*What the task requires*. Restate all of the data precisely, omitting nothing.

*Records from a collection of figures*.
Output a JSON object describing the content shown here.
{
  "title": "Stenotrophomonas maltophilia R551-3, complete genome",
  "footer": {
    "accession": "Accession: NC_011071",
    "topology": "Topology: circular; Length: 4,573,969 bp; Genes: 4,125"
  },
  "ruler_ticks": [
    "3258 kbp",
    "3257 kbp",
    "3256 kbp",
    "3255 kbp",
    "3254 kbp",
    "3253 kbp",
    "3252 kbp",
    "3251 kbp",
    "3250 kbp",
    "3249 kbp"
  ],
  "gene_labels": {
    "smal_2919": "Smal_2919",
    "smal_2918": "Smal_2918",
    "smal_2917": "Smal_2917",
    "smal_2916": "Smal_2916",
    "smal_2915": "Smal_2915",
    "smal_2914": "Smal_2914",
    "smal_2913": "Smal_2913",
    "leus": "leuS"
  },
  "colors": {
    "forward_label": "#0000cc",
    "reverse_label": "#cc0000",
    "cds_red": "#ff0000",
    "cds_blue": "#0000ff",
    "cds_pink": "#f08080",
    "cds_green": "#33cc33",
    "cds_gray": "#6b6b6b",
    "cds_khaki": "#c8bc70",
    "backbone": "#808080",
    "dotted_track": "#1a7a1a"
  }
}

*Output below*.
Output a JSON object describing the content shown here.
{
  "title": "Stenotrophomonas maltophilia R551-3, complete genome",
  "footer": {
    "accession": "Accession: NC_011071",
    "topology": "Topology: circular; Length: 4,573,969 bp; Genes: 4,125"
  },
  "ruler_ticks": [
    "3258 kbp",
    "3257 kbp",
    "3256 kbp",
    "3255 kbp",
    "3254 kbp",
    "3253 kbp",
    "3252 kbp",
    "3251 kbp",
    "3250 kbp",
    "3249 kbp"
  ],
  "gene_labels": {
    "smal_2919": "Smal_2919",
    "smal_2918": "Smal_2918",
    "smal_2917": "Smal_2917",
    "smal_2916": "Smal_2916",
    "smal_2915": "Smal_2915",
    "smal_2914": "Smal_2914",
    "smal_2913": "Smal_2913",
    "leus": "leuS"
  },
  "colors": {
    "forward_label": "#0000cc",
    "reverse_label": "#cc0000",
    "cds_red": "#ff0000",
    "cds_blue": "#0000ff",
    "cds_pink": "#f08080",
    "cds_green": "#33cc33",
    "cds_gray": "#6b6b6b",
    "cds_khaki": "#c8bc70",
    "backbone": "#808080",
    "dotted_track": "#1a7a1a"
  }
}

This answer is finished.